### Exercise brief
Scan the following material for the string "count" and copy each line in which it appears.

[Figure collection entries]
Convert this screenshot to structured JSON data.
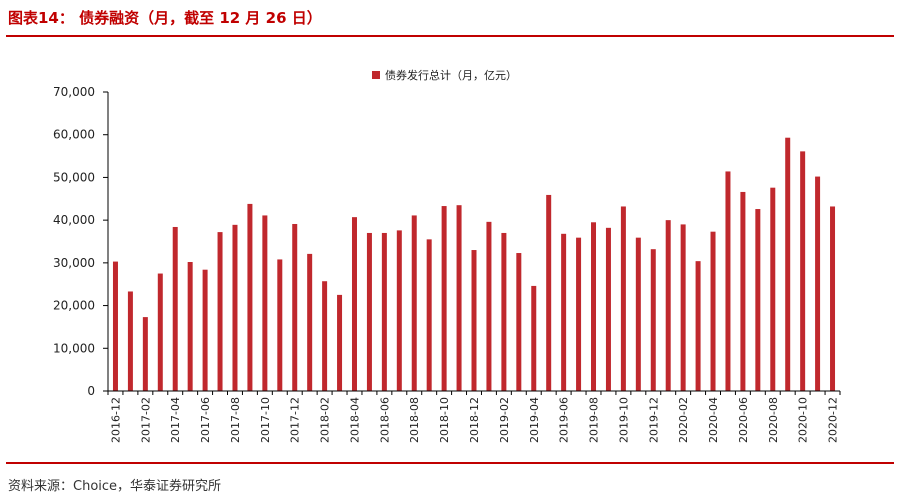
{
  "header": {
    "title": "图表14：  债券融资（月，截至 12 月 26 日）"
  },
  "footer": {
    "source": "资料来源：Choice，华泰证券研究所"
  },
  "colors": {
    "bar": "#c0282d",
    "rule": "#c00000",
    "axis": "#000000",
    "text": "#222222"
  },
  "chart_data": {
    "type": "bar",
    "title": "",
    "xlabel": "",
    "ylabel": "",
    "ylim": [
      0,
      70000
    ],
    "yticks": [
      "0",
      "10,000",
      "20,000",
      "30,000",
      "40,000",
      "50,000",
      "60,000",
      "70,000"
    ],
    "grid": false,
    "legend_position": "top-center",
    "series": [
      {
        "name": "债券发行总计（月，亿元）",
        "values": [
          30300,
          23300,
          17300,
          27500,
          38400,
          30200,
          28400,
          37200,
          38900,
          43800,
          41100,
          30800,
          39100,
          32100,
          25700,
          22500,
          40700,
          37000,
          37000,
          37600,
          41100,
          35500,
          43300,
          43500,
          33000,
          39600,
          37000,
          32300,
          24600,
          45900,
          36800,
          35900,
          39500,
          38200,
          43200,
          35900,
          33200,
          40000,
          39000,
          30400,
          37300,
          51400,
          46600,
          42600,
          47600,
          59300,
          56100,
          50200,
          43200
        ]
      }
    ],
    "categories": [
      "2016-12",
      "2017-01",
      "2017-02",
      "2017-03",
      "2017-04",
      "2017-05",
      "2017-06",
      "2017-07",
      "2017-08",
      "2017-09",
      "2017-10",
      "2017-11",
      "2017-12",
      "2018-01",
      "2018-02",
      "2018-03",
      "2018-04",
      "2018-05",
      "2018-06",
      "2018-07",
      "2018-08",
      "2018-09",
      "2018-10",
      "2018-11",
      "2018-12",
      "2019-01",
      "2019-02",
      "2019-03",
      "2019-04",
      "2019-05",
      "2019-06",
      "2019-07",
      "2019-08",
      "2019-09",
      "2019-10",
      "2019-11",
      "2019-12",
      "2020-01",
      "2020-02",
      "2020-03",
      "2020-04",
      "2020-05",
      "2020-06",
      "2020-07",
      "2020-08",
      "2020-09",
      "2020-10",
      "2020-11",
      "2020-12"
    ],
    "tick_labels": [
      "2016-12",
      "2017-02",
      "2017-04",
      "2017-06",
      "2017-08",
      "2017-10",
      "2017-12",
      "2018-02",
      "2018-04",
      "2018-06",
      "2018-08",
      "2018-10",
      "2018-12",
      "2019-02",
      "2019-04",
      "2019-06",
      "2019-08",
      "2019-10",
      "2019-12",
      "2020-02",
      "2020-04",
      "2020-06",
      "2020-08",
      "2020-10",
      "2020-12"
    ]
  }
}
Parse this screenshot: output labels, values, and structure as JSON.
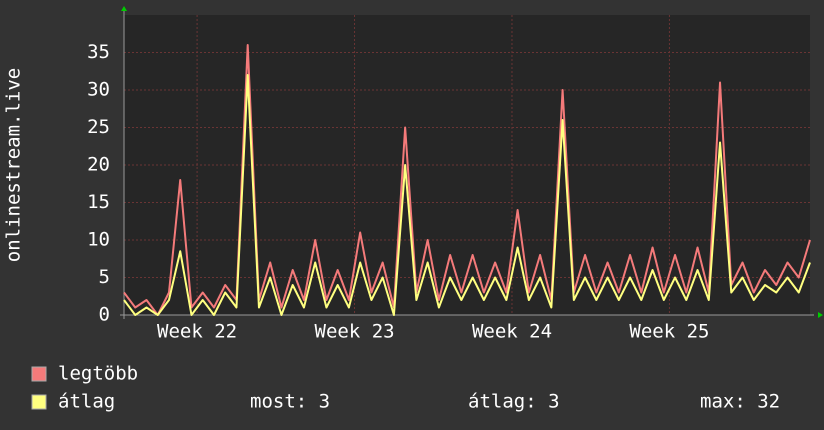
{
  "chart_data": {
    "type": "line",
    "y_label": "onlinestream.live",
    "x": [
      0,
      0.5,
      1,
      1.5,
      2,
      2.5,
      3,
      3.5,
      4,
      4.5,
      5,
      5.5,
      6,
      6.5,
      7,
      7.5,
      8,
      8.5,
      9,
      9.5,
      10,
      10.5,
      11,
      11.5,
      12,
      12.5,
      13,
      13.5,
      14,
      14.5,
      15,
      15.5,
      16,
      16.5,
      17,
      17.5,
      18,
      18.5,
      19,
      19.5,
      20,
      20.5,
      21,
      21.5,
      22,
      22.5,
      23,
      23.5,
      24,
      24.5,
      25,
      25.5,
      26,
      26.5,
      27,
      27.5,
      28,
      28.5,
      29,
      29.5,
      30,
      30.5
    ],
    "series": [
      {
        "name": "legtöbb",
        "color": "#f47a7a",
        "values": [
          3,
          1,
          2,
          0,
          3,
          18,
          1,
          3,
          1,
          4,
          2,
          36,
          2,
          7,
          1,
          6,
          2,
          10,
          2,
          6,
          2,
          11,
          3,
          7,
          1,
          25,
          3,
          10,
          2,
          8,
          3,
          8,
          3,
          7,
          3,
          14,
          3,
          8,
          2,
          30,
          3,
          8,
          3,
          7,
          3,
          8,
          3,
          9,
          3,
          8,
          3,
          9,
          3,
          31,
          4,
          7,
          3,
          6,
          4,
          7,
          5,
          10
        ]
      },
      {
        "name": "átlag",
        "color": "#ffff80",
        "values": [
          2,
          0,
          1,
          0,
          2,
          8.5,
          0,
          2,
          0,
          3,
          1,
          32,
          1,
          5,
          0,
          4,
          1,
          7,
          1,
          4,
          1,
          7,
          2,
          5,
          0,
          20,
          2,
          7,
          1,
          5,
          2,
          5,
          2,
          5,
          2,
          9,
          2,
          5,
          1,
          26,
          2,
          5,
          2,
          5,
          2,
          5,
          2,
          6,
          2,
          5,
          2,
          6,
          2,
          23,
          3,
          5,
          2,
          4,
          3,
          5,
          3,
          7
        ]
      }
    ],
    "xlim": [
      0,
      30.5
    ],
    "xticks": [
      {
        "value": 3.25,
        "label": "Week 22"
      },
      {
        "value": 10.25,
        "label": "Week 23"
      },
      {
        "value": 17.25,
        "label": "Week 24"
      },
      {
        "value": 24.25,
        "label": "Week 25"
      }
    ],
    "ylim": [
      0,
      40
    ],
    "yticks": [
      0,
      5,
      10,
      15,
      20,
      25,
      30,
      35
    ],
    "grid": true,
    "stats": [
      "most: 3",
      "átlag: 3",
      "max: 32"
    ]
  }
}
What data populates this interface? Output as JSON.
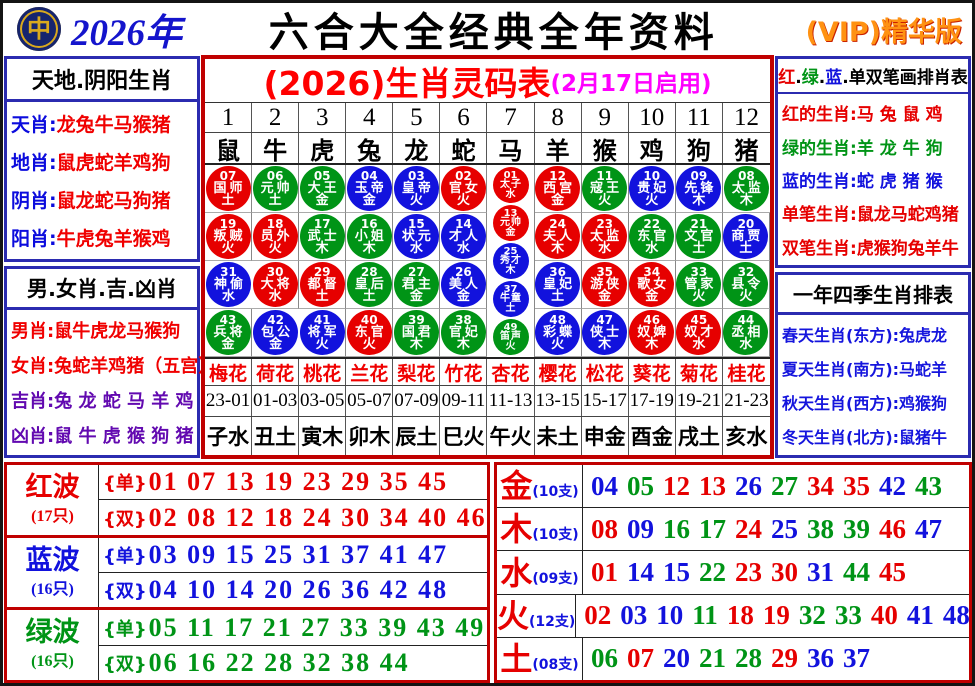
{
  "header": {
    "year": "2026年",
    "title": "六合大全经典全年资料",
    "vip": "(VIP)精华版",
    "logo_char": "中"
  },
  "left_top": {
    "title": "天地.阴阳生肖",
    "rows": [
      {
        "label": "天肖:",
        "value": "龙兔牛马猴猪"
      },
      {
        "label": "地肖:",
        "value": "鼠虎蛇羊鸡狗"
      },
      {
        "label": "阴肖:",
        "value": "鼠龙蛇马狗猪"
      },
      {
        "label": "阳肖:",
        "value": "牛虎兔羊猴鸡"
      }
    ]
  },
  "left_bottom": {
    "title": "男.女肖.吉.凶肖",
    "rows": [
      {
        "label": "男肖:",
        "value": "鼠牛虎龙马猴狗",
        "color": "#f00000"
      },
      {
        "label": "女肖:",
        "value": "兔蛇羊鸡猪（五宫）",
        "color": "#f00000"
      },
      {
        "label": "吉肖:",
        "value": "兔 龙 蛇 马 羊 鸡",
        "color": "#6209b0"
      },
      {
        "label": "凶肖:",
        "value": "鼠 牛 虎 猴 狗 猪",
        "color": "#6209b0"
      }
    ]
  },
  "main_table": {
    "title": "(2026)生肖灵码表",
    "subtitle": "(2月17日启用)",
    "numbers": [
      "1",
      "2",
      "3",
      "4",
      "5",
      "6",
      "7",
      "8",
      "9",
      "10",
      "11",
      "12"
    ],
    "zodiacs": [
      "鼠",
      "牛",
      "虎",
      "兔",
      "龙",
      "蛇",
      "马",
      "羊",
      "猴",
      "鸡",
      "狗",
      "猪"
    ],
    "ball_rows": [
      [
        {
          "n": "07",
          "t": "国师",
          "e": "土",
          "c": "red"
        },
        {
          "n": "06",
          "t": "元帅",
          "e": "土",
          "c": "green"
        },
        {
          "n": "05",
          "t": "大王",
          "e": "金",
          "c": "green"
        },
        {
          "n": "04",
          "t": "玉帝",
          "e": "金",
          "c": "blue"
        },
        {
          "n": "03",
          "t": "皇帝",
          "e": "火",
          "c": "blue"
        },
        {
          "n": "02",
          "t": "官女",
          "e": "火",
          "c": "red"
        },
        {
          "n": "12",
          "t": "西宫",
          "e": "金",
          "c": "red"
        },
        {
          "n": "11",
          "t": "寇王",
          "e": "火",
          "c": "green"
        },
        {
          "n": "10",
          "t": "贵妃",
          "e": "火",
          "c": "blue"
        },
        {
          "n": "09",
          "t": "先锋",
          "e": "木",
          "c": "blue"
        },
        {
          "n": "08",
          "t": "太监",
          "e": "木",
          "c": "green"
        }
      ],
      [
        {
          "n": "19",
          "t": "叛贼",
          "e": "火",
          "c": "red"
        },
        {
          "n": "18",
          "t": "员外",
          "e": "火",
          "c": "red"
        },
        {
          "n": "17",
          "t": "武士",
          "e": "木",
          "c": "green"
        },
        {
          "n": "16",
          "t": "小姐",
          "e": "木",
          "c": "green"
        },
        {
          "n": "15",
          "t": "状元",
          "e": "水",
          "c": "blue"
        },
        {
          "n": "14",
          "t": "才人",
          "e": "水",
          "c": "blue"
        },
        {
          "n": "24",
          "t": "夫人",
          "e": "木",
          "c": "red"
        },
        {
          "n": "23",
          "t": "太监",
          "e": "水",
          "c": "red"
        },
        {
          "n": "22",
          "t": "东官",
          "e": "水",
          "c": "green"
        },
        {
          "n": "21",
          "t": "文官",
          "e": "土",
          "c": "green"
        },
        {
          "n": "20",
          "t": "商贾",
          "e": "土",
          "c": "blue"
        }
      ],
      [
        {
          "n": "31",
          "t": "神偷",
          "e": "水",
          "c": "blue"
        },
        {
          "n": "30",
          "t": "大将",
          "e": "水",
          "c": "red"
        },
        {
          "n": "29",
          "t": "都督",
          "e": "土",
          "c": "red"
        },
        {
          "n": "28",
          "t": "皇后",
          "e": "土",
          "c": "green"
        },
        {
          "n": "27",
          "t": "君主",
          "e": "金",
          "c": "green"
        },
        {
          "n": "26",
          "t": "美人",
          "e": "金",
          "c": "blue"
        },
        {
          "n": "36",
          "t": "皇妃",
          "e": "土",
          "c": "blue"
        },
        {
          "n": "35",
          "t": "游侠",
          "e": "金",
          "c": "red"
        },
        {
          "n": "34",
          "t": "歌女",
          "e": "金",
          "c": "red"
        },
        {
          "n": "33",
          "t": "管家",
          "e": "火",
          "c": "green"
        },
        {
          "n": "32",
          "t": "县令",
          "e": "火",
          "c": "green"
        }
      ],
      [
        {
          "n": "43",
          "t": "兵将",
          "e": "金",
          "c": "green"
        },
        {
          "n": "42",
          "t": "包公",
          "e": "金",
          "c": "blue"
        },
        {
          "n": "41",
          "t": "将军",
          "e": "火",
          "c": "blue"
        },
        {
          "n": "40",
          "t": "东官",
          "e": "火",
          "c": "red"
        },
        {
          "n": "39",
          "t": "国君",
          "e": "木",
          "c": "green"
        },
        {
          "n": "38",
          "t": "官妃",
          "e": "木",
          "c": "green"
        },
        {
          "n": "48",
          "t": "彩蝶",
          "e": "火",
          "c": "blue"
        },
        {
          "n": "47",
          "t": "侠士",
          "e": "木",
          "c": "blue"
        },
        {
          "n": "46",
          "t": "奴婢",
          "e": "木",
          "c": "red"
        },
        {
          "n": "45",
          "t": "奴才",
          "e": "水",
          "c": "red"
        },
        {
          "n": "44",
          "t": "丞相",
          "e": "水",
          "c": "green"
        }
      ]
    ],
    "center_balls": [
      {
        "n": "01",
        "t": "太子",
        "e": "水",
        "c": "red"
      },
      {
        "n": "13",
        "t": "元帅",
        "e": "金",
        "c": "red"
      },
      {
        "n": "25",
        "t": "秀才",
        "e": "木",
        "c": "blue"
      },
      {
        "n": "37",
        "t": "牛童",
        "e": "土",
        "c": "blue"
      },
      {
        "n": "49",
        "t": "笛声",
        "e": "火",
        "c": "green"
      }
    ],
    "flowers": [
      "梅花",
      "荷花",
      "桃花",
      "兰花",
      "梨花",
      "竹花",
      "杏花",
      "樱花",
      "松花",
      "葵花",
      "菊花",
      "桂花"
    ],
    "times": [
      "23-01",
      "01-03",
      "03-05",
      "05-07",
      "07-09",
      "09-11",
      "11-13",
      "13-15",
      "15-17",
      "17-19",
      "19-21",
      "21-23"
    ],
    "branches": [
      "子水",
      "丑土",
      "寅木",
      "卯木",
      "辰土",
      "巳火",
      "午火",
      "未土",
      "申金",
      "酉金",
      "戌土",
      "亥水"
    ]
  },
  "right_top": {
    "title_segments": [
      {
        "t": "红",
        "c": "#e60000"
      },
      {
        "t": ".",
        "c": "#000000"
      },
      {
        "t": "绿",
        "c": "#009416"
      },
      {
        "t": ".",
        "c": "#000000"
      },
      {
        "t": "蓝",
        "c": "#1212dd"
      },
      {
        "t": ".",
        "c": "#000000"
      },
      {
        "t": "单双笔画排肖表",
        "c": "#000000"
      }
    ],
    "rows": [
      {
        "label": "红的生肖:",
        "value": "马 兔 鼠 鸡",
        "color": "#e60000"
      },
      {
        "label": "绿的生肖:",
        "value": "羊 龙 牛 狗",
        "color": "#009416"
      },
      {
        "label": "蓝的生肖:",
        "value": "蛇 虎 猪 猴",
        "color": "#1212dd"
      },
      {
        "label": "单笔生肖:",
        "value": "鼠龙马蛇鸡猪",
        "color": "#e60000"
      },
      {
        "label": "双笔生肖:",
        "value": "虎猴狗兔羊牛",
        "color": "#e60000"
      }
    ]
  },
  "right_bottom": {
    "title": "一年四季生肖排表",
    "color": "#1515dd",
    "rows": [
      {
        "label": "春天生肖(东方):",
        "value": "兔虎龙"
      },
      {
        "label": "夏天生肖(南方):",
        "value": "马蛇羊"
      },
      {
        "label": "秋天生肖(西方):",
        "value": "鸡猴狗"
      },
      {
        "label": "冬天生肖(北方):",
        "value": "鼠猪牛"
      }
    ]
  },
  "wave_prefix_odd": "{单}",
  "wave_prefix_even": "{双}",
  "waves": [
    {
      "name": "红波",
      "count": "(17只)",
      "color": "#e60000",
      "odd": "01 07 13 19 23 29 35 45",
      "even": "02 08 12 18 24 30 34 40 46"
    },
    {
      "name": "蓝波",
      "count": "(16只)",
      "color": "#1212dd",
      "odd": "03 09 15 25 31 37 41 47",
      "even": "04 10 14 20 26 36 42 48"
    },
    {
      "name": "绿波",
      "count": "(16只)",
      "color": "#009416",
      "odd": "05 11 17 21 27 33 39 43 49",
      "even": "06 16 22 28 32 38 44"
    }
  ],
  "elements": [
    {
      "name": "金",
      "count": "(10支)",
      "nums": [
        {
          "v": "04",
          "c": "blue"
        },
        {
          "v": "05",
          "c": "green"
        },
        {
          "v": "12",
          "c": "red"
        },
        {
          "v": "13",
          "c": "red"
        },
        {
          "v": "26",
          "c": "blue"
        },
        {
          "v": "27",
          "c": "green"
        },
        {
          "v": "34",
          "c": "red"
        },
        {
          "v": "35",
          "c": "red"
        },
        {
          "v": "42",
          "c": "blue"
        },
        {
          "v": "43",
          "c": "green"
        }
      ]
    },
    {
      "name": "木",
      "count": "(10支)",
      "nums": [
        {
          "v": "08",
          "c": "red"
        },
        {
          "v": "09",
          "c": "blue"
        },
        {
          "v": "16",
          "c": "green"
        },
        {
          "v": "17",
          "c": "green"
        },
        {
          "v": "24",
          "c": "red"
        },
        {
          "v": "25",
          "c": "blue"
        },
        {
          "v": "38",
          "c": "green"
        },
        {
          "v": "39",
          "c": "green"
        },
        {
          "v": "46",
          "c": "red"
        },
        {
          "v": "47",
          "c": "blue"
        }
      ]
    },
    {
      "name": "水",
      "count": "(09支)",
      "nums": [
        {
          "v": "01",
          "c": "red"
        },
        {
          "v": "14",
          "c": "blue"
        },
        {
          "v": "15",
          "c": "blue"
        },
        {
          "v": "22",
          "c": "green"
        },
        {
          "v": "23",
          "c": "red"
        },
        {
          "v": "30",
          "c": "red"
        },
        {
          "v": "31",
          "c": "blue"
        },
        {
          "v": "44",
          "c": "green"
        },
        {
          "v": "45",
          "c": "red"
        }
      ]
    },
    {
      "name": "火",
      "count": "(12支)",
      "nums": [
        {
          "v": "02",
          "c": "red"
        },
        {
          "v": "03",
          "c": "blue"
        },
        {
          "v": "10",
          "c": "blue"
        },
        {
          "v": "11",
          "c": "green"
        },
        {
          "v": "18",
          "c": "red"
        },
        {
          "v": "19",
          "c": "red"
        },
        {
          "v": "32",
          "c": "green"
        },
        {
          "v": "33",
          "c": "green"
        },
        {
          "v": "40",
          "c": "red"
        },
        {
          "v": "41",
          "c": "blue"
        },
        {
          "v": "48",
          "c": "blue"
        },
        {
          "v": "49",
          "c": "green"
        }
      ]
    },
    {
      "name": "土",
      "count": "(08支)",
      "nums": [
        {
          "v": "06",
          "c": "green"
        },
        {
          "v": "07",
          "c": "red"
        },
        {
          "v": "20",
          "c": "blue"
        },
        {
          "v": "21",
          "c": "green"
        },
        {
          "v": "28",
          "c": "green"
        },
        {
          "v": "29",
          "c": "red"
        },
        {
          "v": "36",
          "c": "blue"
        },
        {
          "v": "37",
          "c": "blue"
        }
      ]
    }
  ],
  "colors": {
    "red": "#e60000",
    "green": "#009416",
    "blue": "#1212dd",
    "magenta": "#ff00ff",
    "navy_border": "#2b2bb0",
    "red_border": "#c00000",
    "purple": "#6209b0"
  }
}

### Full output
      "count": "(17只)",
      "count": "(16只)",
      "count": "(16只)",
      "count": "(10支)",
      "count": "(10支)",
      "count": "(09支)",
      "count": "(12支)",
      "count": "(08支)",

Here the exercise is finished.